Items listed in a dataset:
+ + + +

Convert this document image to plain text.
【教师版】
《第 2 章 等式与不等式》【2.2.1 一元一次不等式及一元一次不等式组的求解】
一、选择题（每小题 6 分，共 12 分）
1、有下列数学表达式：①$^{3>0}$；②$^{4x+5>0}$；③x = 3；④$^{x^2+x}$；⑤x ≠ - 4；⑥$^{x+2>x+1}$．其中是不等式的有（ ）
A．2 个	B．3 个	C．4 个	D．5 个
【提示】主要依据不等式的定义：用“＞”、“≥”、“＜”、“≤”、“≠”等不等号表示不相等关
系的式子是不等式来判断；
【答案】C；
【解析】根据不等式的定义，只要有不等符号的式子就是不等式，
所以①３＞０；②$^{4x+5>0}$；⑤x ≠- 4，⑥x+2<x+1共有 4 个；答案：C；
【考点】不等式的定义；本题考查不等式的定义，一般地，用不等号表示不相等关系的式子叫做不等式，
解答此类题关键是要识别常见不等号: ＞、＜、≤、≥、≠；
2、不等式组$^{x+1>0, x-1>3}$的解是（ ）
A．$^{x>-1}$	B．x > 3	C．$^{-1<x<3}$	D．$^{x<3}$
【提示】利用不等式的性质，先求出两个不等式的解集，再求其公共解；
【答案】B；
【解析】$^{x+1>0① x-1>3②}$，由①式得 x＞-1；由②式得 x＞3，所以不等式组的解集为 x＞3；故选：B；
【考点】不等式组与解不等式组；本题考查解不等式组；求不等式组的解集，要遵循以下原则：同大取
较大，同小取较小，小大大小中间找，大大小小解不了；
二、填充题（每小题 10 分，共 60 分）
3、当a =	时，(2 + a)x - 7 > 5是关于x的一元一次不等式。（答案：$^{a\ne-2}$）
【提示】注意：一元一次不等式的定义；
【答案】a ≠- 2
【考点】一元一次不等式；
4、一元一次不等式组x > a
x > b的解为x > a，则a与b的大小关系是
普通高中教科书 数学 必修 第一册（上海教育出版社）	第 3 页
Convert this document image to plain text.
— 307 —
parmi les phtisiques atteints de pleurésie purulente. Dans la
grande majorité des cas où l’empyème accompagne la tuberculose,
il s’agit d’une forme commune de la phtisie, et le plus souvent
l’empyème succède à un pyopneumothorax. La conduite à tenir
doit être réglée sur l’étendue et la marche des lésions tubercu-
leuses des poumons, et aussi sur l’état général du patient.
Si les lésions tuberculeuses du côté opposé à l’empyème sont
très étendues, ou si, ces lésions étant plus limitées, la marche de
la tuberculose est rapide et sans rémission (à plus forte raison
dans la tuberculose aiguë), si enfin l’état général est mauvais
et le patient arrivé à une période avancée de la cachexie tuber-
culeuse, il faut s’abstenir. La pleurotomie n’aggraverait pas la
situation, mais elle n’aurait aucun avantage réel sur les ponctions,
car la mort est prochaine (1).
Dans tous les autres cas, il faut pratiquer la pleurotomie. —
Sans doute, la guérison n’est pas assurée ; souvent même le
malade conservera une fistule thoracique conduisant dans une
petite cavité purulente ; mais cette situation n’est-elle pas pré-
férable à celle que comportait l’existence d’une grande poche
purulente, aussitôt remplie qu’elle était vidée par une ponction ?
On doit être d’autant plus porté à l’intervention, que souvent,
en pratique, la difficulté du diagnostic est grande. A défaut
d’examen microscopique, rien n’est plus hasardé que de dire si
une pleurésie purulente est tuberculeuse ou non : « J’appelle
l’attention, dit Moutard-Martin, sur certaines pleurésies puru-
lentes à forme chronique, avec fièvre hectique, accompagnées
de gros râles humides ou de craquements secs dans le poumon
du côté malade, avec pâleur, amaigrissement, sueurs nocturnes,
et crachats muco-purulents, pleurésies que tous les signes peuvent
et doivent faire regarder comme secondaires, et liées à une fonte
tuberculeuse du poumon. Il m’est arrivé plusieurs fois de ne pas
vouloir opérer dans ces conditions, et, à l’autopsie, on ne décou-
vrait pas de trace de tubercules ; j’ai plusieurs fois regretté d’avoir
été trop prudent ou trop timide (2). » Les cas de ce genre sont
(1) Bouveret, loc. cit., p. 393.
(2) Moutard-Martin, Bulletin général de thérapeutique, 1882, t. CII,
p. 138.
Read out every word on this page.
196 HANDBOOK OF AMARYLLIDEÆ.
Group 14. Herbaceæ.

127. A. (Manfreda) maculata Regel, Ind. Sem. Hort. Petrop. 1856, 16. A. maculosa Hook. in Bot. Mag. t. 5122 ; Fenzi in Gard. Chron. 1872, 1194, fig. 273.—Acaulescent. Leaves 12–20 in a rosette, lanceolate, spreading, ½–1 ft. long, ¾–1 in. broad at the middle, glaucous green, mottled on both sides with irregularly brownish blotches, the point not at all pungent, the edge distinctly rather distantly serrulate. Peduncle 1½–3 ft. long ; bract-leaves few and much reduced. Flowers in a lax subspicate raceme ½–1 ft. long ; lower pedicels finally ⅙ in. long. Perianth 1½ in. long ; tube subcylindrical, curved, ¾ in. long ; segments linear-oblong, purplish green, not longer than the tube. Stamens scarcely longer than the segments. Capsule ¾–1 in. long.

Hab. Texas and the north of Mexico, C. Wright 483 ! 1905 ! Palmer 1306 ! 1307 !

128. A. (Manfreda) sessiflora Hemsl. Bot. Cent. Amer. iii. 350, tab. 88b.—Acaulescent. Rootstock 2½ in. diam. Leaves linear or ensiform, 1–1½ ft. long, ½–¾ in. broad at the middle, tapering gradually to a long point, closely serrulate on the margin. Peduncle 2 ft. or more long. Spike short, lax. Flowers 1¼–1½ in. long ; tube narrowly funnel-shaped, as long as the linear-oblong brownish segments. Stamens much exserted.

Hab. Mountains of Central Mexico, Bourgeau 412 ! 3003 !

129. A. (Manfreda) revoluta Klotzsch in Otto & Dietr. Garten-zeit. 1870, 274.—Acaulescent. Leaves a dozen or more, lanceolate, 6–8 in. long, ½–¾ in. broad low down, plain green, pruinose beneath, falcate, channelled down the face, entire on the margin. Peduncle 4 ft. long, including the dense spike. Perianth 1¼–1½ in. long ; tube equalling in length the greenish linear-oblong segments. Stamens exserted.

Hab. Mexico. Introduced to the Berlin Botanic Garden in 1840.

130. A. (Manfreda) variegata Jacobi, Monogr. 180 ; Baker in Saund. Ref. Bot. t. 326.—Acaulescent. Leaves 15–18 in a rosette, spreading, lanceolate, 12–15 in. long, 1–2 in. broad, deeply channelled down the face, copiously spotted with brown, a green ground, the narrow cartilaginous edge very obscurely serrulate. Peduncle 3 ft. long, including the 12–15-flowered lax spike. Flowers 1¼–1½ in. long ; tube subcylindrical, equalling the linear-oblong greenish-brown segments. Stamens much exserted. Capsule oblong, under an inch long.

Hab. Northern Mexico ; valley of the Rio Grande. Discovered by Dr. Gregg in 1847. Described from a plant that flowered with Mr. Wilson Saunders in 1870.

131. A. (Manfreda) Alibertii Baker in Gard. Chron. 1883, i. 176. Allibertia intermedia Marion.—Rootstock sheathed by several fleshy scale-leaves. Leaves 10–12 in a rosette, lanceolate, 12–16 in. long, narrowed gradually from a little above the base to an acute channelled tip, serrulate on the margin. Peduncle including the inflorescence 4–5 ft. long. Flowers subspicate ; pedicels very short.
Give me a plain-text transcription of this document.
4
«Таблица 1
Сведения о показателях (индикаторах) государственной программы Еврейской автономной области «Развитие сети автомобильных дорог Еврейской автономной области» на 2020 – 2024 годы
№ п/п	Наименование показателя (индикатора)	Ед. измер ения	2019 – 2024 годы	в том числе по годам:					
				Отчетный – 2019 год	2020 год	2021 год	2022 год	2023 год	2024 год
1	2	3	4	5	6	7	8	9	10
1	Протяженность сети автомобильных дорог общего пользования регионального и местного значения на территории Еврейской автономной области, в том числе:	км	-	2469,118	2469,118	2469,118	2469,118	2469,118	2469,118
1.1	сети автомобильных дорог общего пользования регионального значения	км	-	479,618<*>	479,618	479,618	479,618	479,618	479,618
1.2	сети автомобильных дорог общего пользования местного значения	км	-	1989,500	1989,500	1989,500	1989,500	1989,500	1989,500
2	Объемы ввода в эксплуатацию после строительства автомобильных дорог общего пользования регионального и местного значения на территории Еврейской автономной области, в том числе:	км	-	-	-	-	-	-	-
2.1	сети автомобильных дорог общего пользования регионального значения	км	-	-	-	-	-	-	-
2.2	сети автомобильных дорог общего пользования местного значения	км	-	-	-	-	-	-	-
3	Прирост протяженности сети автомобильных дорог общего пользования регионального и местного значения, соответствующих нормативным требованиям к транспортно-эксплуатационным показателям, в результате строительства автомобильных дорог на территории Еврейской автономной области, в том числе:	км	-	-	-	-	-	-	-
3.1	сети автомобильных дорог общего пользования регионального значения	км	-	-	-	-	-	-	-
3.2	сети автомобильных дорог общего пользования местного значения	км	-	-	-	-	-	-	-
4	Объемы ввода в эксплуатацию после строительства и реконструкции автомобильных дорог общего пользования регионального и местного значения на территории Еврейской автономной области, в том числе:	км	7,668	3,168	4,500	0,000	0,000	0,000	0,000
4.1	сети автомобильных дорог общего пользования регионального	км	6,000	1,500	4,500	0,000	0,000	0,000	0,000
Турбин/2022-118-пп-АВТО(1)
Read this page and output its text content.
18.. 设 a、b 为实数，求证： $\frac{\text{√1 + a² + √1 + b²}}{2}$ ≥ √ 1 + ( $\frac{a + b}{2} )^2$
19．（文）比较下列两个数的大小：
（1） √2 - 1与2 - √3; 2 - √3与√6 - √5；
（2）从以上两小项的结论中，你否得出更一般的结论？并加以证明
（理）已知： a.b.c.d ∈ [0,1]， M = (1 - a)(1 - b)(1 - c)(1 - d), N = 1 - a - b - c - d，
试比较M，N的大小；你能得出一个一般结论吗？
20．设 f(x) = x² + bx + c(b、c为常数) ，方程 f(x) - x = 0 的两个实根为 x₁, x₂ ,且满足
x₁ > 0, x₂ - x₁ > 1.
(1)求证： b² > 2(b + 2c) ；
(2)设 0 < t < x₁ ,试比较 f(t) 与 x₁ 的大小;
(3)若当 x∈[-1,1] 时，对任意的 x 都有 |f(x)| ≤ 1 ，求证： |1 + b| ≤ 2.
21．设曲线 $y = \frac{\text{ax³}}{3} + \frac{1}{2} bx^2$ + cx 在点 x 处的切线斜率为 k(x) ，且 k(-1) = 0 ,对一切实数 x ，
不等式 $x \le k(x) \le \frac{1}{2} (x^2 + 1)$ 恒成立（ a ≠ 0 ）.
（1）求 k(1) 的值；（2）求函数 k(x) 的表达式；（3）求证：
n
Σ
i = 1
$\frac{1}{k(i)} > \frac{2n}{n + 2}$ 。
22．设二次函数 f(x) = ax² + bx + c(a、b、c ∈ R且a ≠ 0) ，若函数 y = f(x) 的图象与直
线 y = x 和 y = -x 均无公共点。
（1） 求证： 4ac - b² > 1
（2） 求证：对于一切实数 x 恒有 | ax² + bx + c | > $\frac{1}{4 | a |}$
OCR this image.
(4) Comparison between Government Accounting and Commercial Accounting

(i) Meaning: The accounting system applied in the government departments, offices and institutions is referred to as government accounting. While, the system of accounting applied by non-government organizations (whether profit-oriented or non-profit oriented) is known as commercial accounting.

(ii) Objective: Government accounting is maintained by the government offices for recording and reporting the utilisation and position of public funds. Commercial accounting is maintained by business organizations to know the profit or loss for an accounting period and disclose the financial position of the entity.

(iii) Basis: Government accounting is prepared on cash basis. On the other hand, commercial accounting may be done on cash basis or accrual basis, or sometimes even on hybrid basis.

+ + + +

Choose all lines containing the string "годы" and copy them out.

■ **SOLUTION BELOW**:
Сведения о показателях (индикаторах) государственной программы Еврейской автономной области «Развитие сети автомобильных дорог Еврейской автономной области» на 2020 – 2024 годы
№ п/п	Наименование показателя (индикатора)	Ед. измер ения	2019 – 2024 годы	в том числе по годам:					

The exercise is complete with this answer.